— Challenge —
Without including any pictures, write out the listing below exactly.

━━ Exercise materials

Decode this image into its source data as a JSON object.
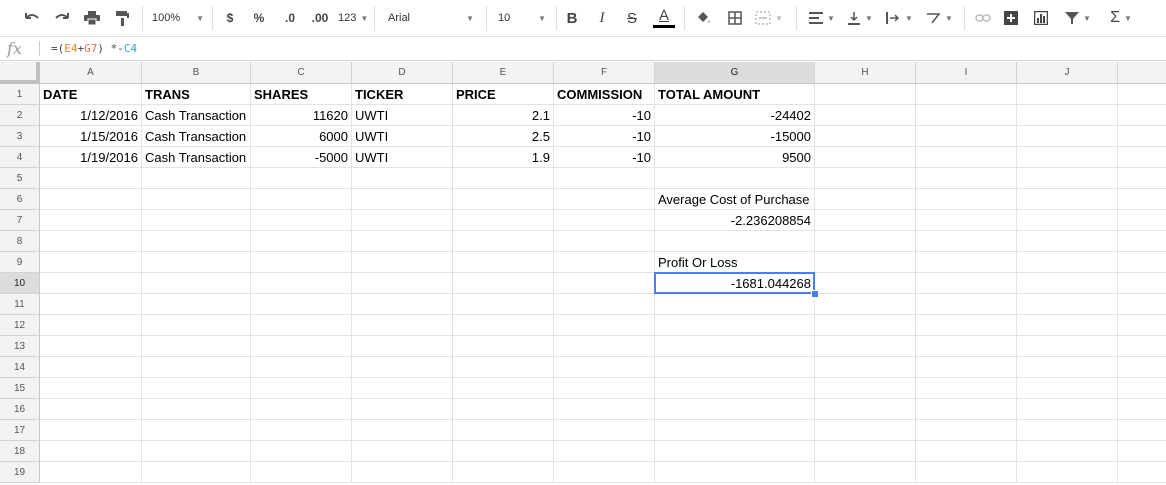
{
  "toolbar": {
    "zoom": "100%",
    "currency": "$",
    "percent": "%",
    "decrease_decimal": ".0",
    "increase_decimal": ".00",
    "more_formats": "123",
    "font": "Arial",
    "font_size": "10",
    "bold": "B",
    "italic": "I",
    "strike": "S",
    "text_color": "A",
    "sum": "Σ"
  },
  "formula_bar": {
    "fx": "fx",
    "prefix": "=(",
    "ref_e4": "E4",
    "plus": "+",
    "ref_g7": "G7",
    "mid": ") *-",
    "ref_c4": "C4"
  },
  "columns": [
    "A",
    "B",
    "C",
    "D",
    "E",
    "F",
    "G",
    "H",
    "I",
    "J"
  ],
  "rows": [
    "1",
    "2",
    "3",
    "4",
    "5",
    "6",
    "7",
    "8",
    "9",
    "10",
    "11",
    "12",
    "13",
    "14",
    "15",
    "16",
    "17",
    "18",
    "19"
  ],
  "cells": {
    "A1": "DATE",
    "B1": "TRANS",
    "C1": "SHARES",
    "D1": "TICKER",
    "E1": "PRICE",
    "F1": "COMMISSION",
    "G1": "TOTAL AMOUNT",
    "A2": "1/12/2016",
    "B2": "Cash Transaction",
    "C2": "11620",
    "D2": "UWTI",
    "E2": "2.1",
    "F2": "-10",
    "G2": "-24402",
    "A3": "1/15/2016",
    "B3": "Cash Transaction",
    "C3": "6000",
    "D3": "UWTI",
    "E3": "2.5",
    "F3": "-10",
    "G3": "-15000",
    "A4": "1/19/2016",
    "B4": "Cash Transaction",
    "C4": "-5000",
    "D4": "UWTI",
    "E4": "1.9",
    "F4": "-10",
    "G4": "9500",
    "G6": "Average Cost of Purchase",
    "G7": "-2.236208854",
    "G9": "Profit Or Loss",
    "G10": "-1681.044268"
  }
}
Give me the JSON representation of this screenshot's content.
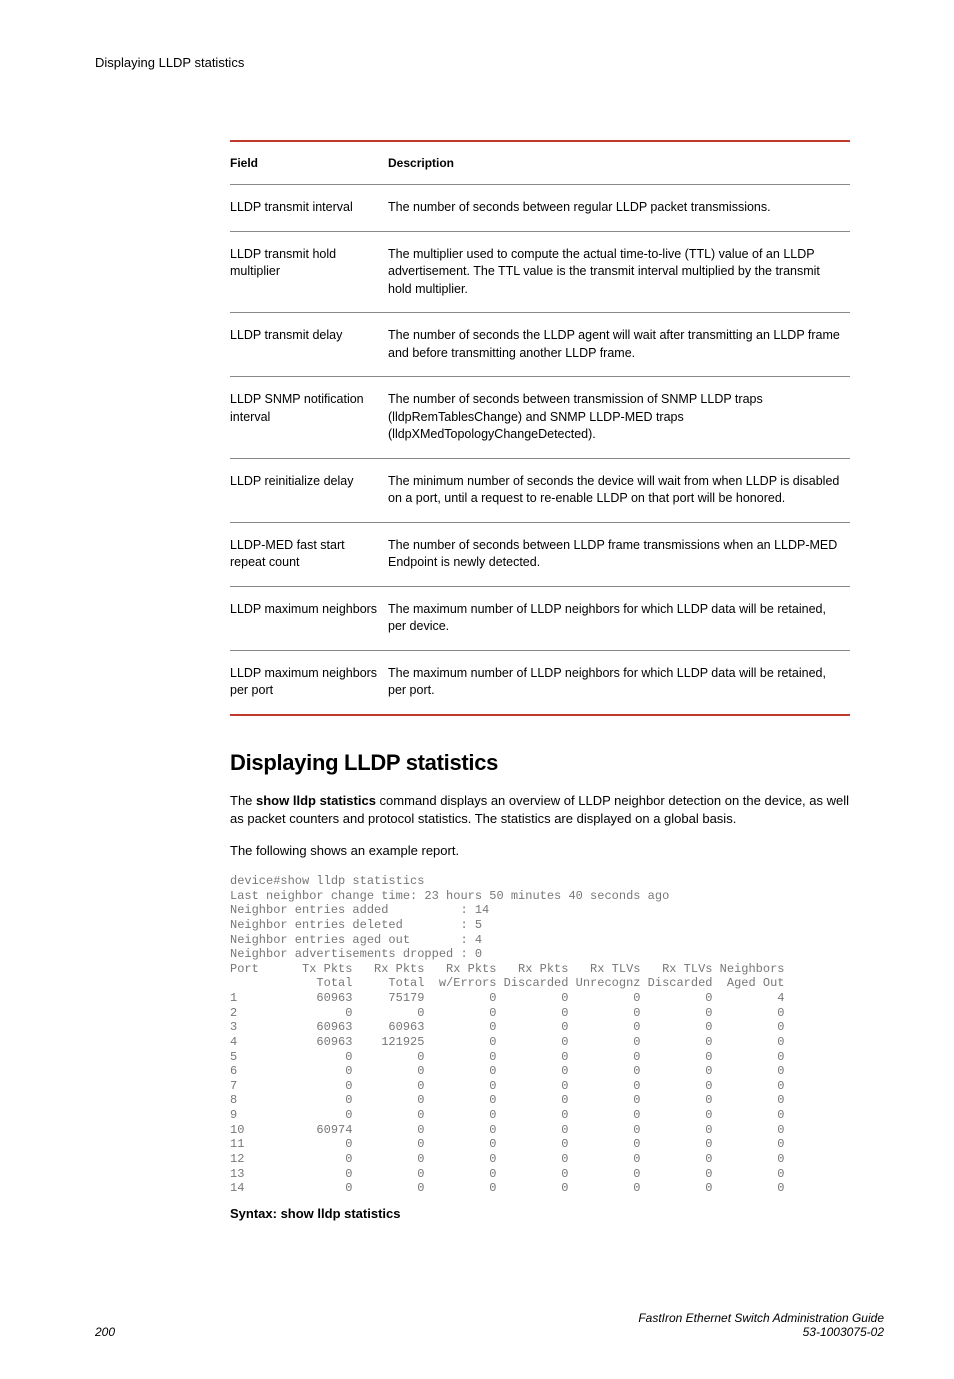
{
  "header": {
    "title": "Displaying LLDP statistics"
  },
  "table": {
    "head": {
      "field": "Field",
      "desc": "Description"
    },
    "rows": [
      {
        "field": "LLDP transmit interval",
        "desc": "The number of seconds between regular LLDP packet transmissions."
      },
      {
        "field": "LLDP transmit hold multiplier",
        "desc": "The multiplier used to compute the actual time-to-live (TTL) value of an LLDP advertisement. The TTL value is the transmit interval multiplied by the transmit hold multiplier."
      },
      {
        "field": "LLDP transmit delay",
        "desc": "The number of seconds the LLDP agent will wait after transmitting an LLDP frame and before transmitting another LLDP frame."
      },
      {
        "field": "LLDP SNMP notification interval",
        "desc": "The number of seconds between transmission of SNMP LLDP traps (lldpRemTablesChange) and SNMP LLDP-MED traps (lldpXMedTopologyChangeDetected)."
      },
      {
        "field": "LLDP reinitialize delay",
        "desc": "The minimum number of seconds the device will wait from when LLDP is disabled on a port, until a request to re-enable LLDP on that port will be honored."
      },
      {
        "field": "LLDP-MED fast start repeat count",
        "desc": "The number of seconds between LLDP frame transmissions when an LLDP-MED Endpoint is newly detected."
      },
      {
        "field": "LLDP maximum neighbors",
        "desc": "The maximum number of LLDP neighbors for which LLDP data will be retained, per device."
      },
      {
        "field": "LLDP maximum neighbors per port",
        "desc": "The maximum number of LLDP neighbors for which LLDP data will be retained, per port."
      }
    ]
  },
  "section": {
    "heading": "Displaying LLDP statistics",
    "para1_pre": "The ",
    "para1_cmd": "show lldp statistics",
    "para1_post": " command displays an overview of LLDP neighbor detection on the device, as well as packet counters and protocol statistics. The statistics are displayed on a global basis.",
    "para2": "The following shows an example report.",
    "code": "device#show lldp statistics\nLast neighbor change time: 23 hours 50 minutes 40 seconds ago\nNeighbor entries added          : 14\nNeighbor entries deleted        : 5\nNeighbor entries aged out       : 4\nNeighbor advertisements dropped : 0\nPort      Tx Pkts   Rx Pkts   Rx Pkts   Rx Pkts   Rx TLVs   Rx TLVs Neighbors\n            Total     Total  w/Errors Discarded Unrecognz Discarded  Aged Out\n1           60963     75179         0         0         0         0         4\n2               0         0         0         0         0         0         0\n3           60963     60963         0         0         0         0         0\n4           60963    121925         0         0         0         0         0\n5               0         0         0         0         0         0         0\n6               0         0         0         0         0         0         0\n7               0         0         0         0         0         0         0\n8               0         0         0         0         0         0         0\n9               0         0         0         0         0         0         0\n10          60974         0         0         0         0         0         0\n11              0         0         0         0         0         0         0\n12              0         0         0         0         0         0         0\n13              0         0         0         0         0         0         0\n14              0         0         0         0         0         0         0",
    "syntax": "Syntax: show lldp statistics"
  },
  "footer": {
    "page": "200",
    "title": "FastIron Ethernet Switch Administration Guide",
    "docnum": "53-1003075-02"
  }
}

━━━━

— Task result —
Decode this image into its source data as a JSON object.
{
  "toolbar": {
    "zoom": "100%",
    "currency": "$",
    "percent": "%",
    "decrease_decimal": ".0",
    "increase_decimal": ".00",
    "more_formats": "123",
    "font": "Arial",
    "font_size": "10",
    "bold": "B",
    "italic": "I",
    "strike": "S",
    "text_color": "A",
    "sum": "Σ"
  },
  "formula_bar": {
    "fx": "fx",
    "prefix": "=(",
    "ref_e4": "E4",
    "plus": "+",
    "ref_g7": "G7",
    "mid": ") *-",
    "ref_c4": "C4"
  },
  "columns": [
    "A",
    "B",
    "C",
    "D",
    "E",
    "F",
    "G",
    "H",
    "I",
    "J"
  ],
  "rows": [
    "1",
    "2",
    "3",
    "4",
    "5",
    "6",
    "7",
    "8",
    "9",
    "10",
    "11",
    "12",
    "13",
    "14",
    "15",
    "16",
    "17",
    "18",
    "19"
  ],
  "cells": {
    "A1": "DATE",
    "B1": "TRANS",
    "C1": "SHARES",
    "D1": "TICKER",
    "E1": "PRICE",
    "F1": "COMMISSION",
    "G1": "TOTAL AMOUNT",
    "A2": "1/12/2016",
    "B2": "Cash Transaction",
    "C2": "11620",
    "D2": "UWTI",
    "E2": "2.1",
    "F2": "-10",
    "G2": "-24402",
    "A3": "1/15/2016",
    "B3": "Cash Transaction",
    "C3": "6000",
    "D3": "UWTI",
    "E3": "2.5",
    "F3": "-10",
    "G3": "-15000",
    "A4": "1/19/2016",
    "B4": "Cash Transaction",
    "C4": "-5000",
    "D4": "UWTI",
    "E4": "1.9",
    "F4": "-10",
    "G4": "9500",
    "G6": "Average Cost of Purchase",
    "G7": "-2.236208854",
    "G9": "Profit Or Loss",
    "G10": "-1681.044268"
  }
}
Give me the JSON representation of this screenshot's content.
{
  "header": {
    "title": "Displaying LLDP statistics"
  },
  "table": {
    "head": {
      "field": "Field",
      "desc": "Description"
    },
    "rows": [
      {
        "field": "LLDP transmit interval",
        "desc": "The number of seconds between regular LLDP packet transmissions."
      },
      {
        "field": "LLDP transmit hold multiplier",
        "desc": "The multiplier used to compute the actual time-to-live (TTL) value of an LLDP advertisement. The TTL value is the transmit interval multiplied by the transmit hold multiplier."
      },
      {
        "field": "LLDP transmit delay",
        "desc": "The number of seconds the LLDP agent will wait after transmitting an LLDP frame and before transmitting another LLDP frame."
      },
      {
        "field": "LLDP SNMP notification interval",
        "desc": "The number of seconds between transmission of SNMP LLDP traps (lldpRemTablesChange) and SNMP LLDP-MED traps (lldpXMedTopologyChangeDetected)."
      },
      {
        "field": "LLDP reinitialize delay",
        "desc": "The minimum number of seconds the device will wait from when LLDP is disabled on a port, until a request to re-enable LLDP on that port will be honored."
      },
      {
        "field": "LLDP-MED fast start repeat count",
        "desc": "The number of seconds between LLDP frame transmissions when an LLDP-MED Endpoint is newly detected."
      },
      {
        "field": "LLDP maximum neighbors",
        "desc": "The maximum number of LLDP neighbors for which LLDP data will be retained, per device."
      },
      {
        "field": "LLDP maximum neighbors per port",
        "desc": "The maximum number of LLDP neighbors for which LLDP data will be retained, per port."
      }
    ]
  },
  "section": {
    "heading": "Displaying LLDP statistics",
    "para1_pre": "The ",
    "para1_cmd": "show lldp statistics",
    "para1_post": " command displays an overview of LLDP neighbor detection on the device, as well as packet counters and protocol statistics. The statistics are displayed on a global basis.",
    "para2": "The following shows an example report.",
    "code": "device#show lldp statistics\nLast neighbor change time: 23 hours 50 minutes 40 seconds ago\nNeighbor entries added          : 14\nNeighbor entries deleted        : 5\nNeighbor entries aged out       : 4\nNeighbor advertisements dropped : 0\nPort      Tx Pkts   Rx Pkts   Rx Pkts   Rx Pkts   Rx TLVs   Rx TLVs Neighbors\n            Total     Total  w/Errors Discarded Unrecognz Discarded  Aged Out\n1           60963     75179         0         0         0         0         4\n2               0         0         0         0         0         0         0\n3           60963     60963         0         0         0         0         0\n4           60963    121925         0         0         0         0         0\n5               0         0         0         0         0         0         0\n6               0         0         0         0         0         0         0\n7               0         0         0         0         0         0         0\n8               0         0         0         0         0         0         0\n9               0         0         0         0         0         0         0\n10          60974         0         0         0         0         0         0\n11              0         0         0         0         0         0         0\n12              0         0         0         0         0         0         0\n13              0         0         0         0         0         0         0\n14              0         0         0         0         0         0         0",
    "syntax": "Syntax: show lldp statistics"
  },
  "footer": {
    "page": "200",
    "title": "FastIron Ethernet Switch Administration Guide",
    "docnum": "53-1003075-02"
  }
}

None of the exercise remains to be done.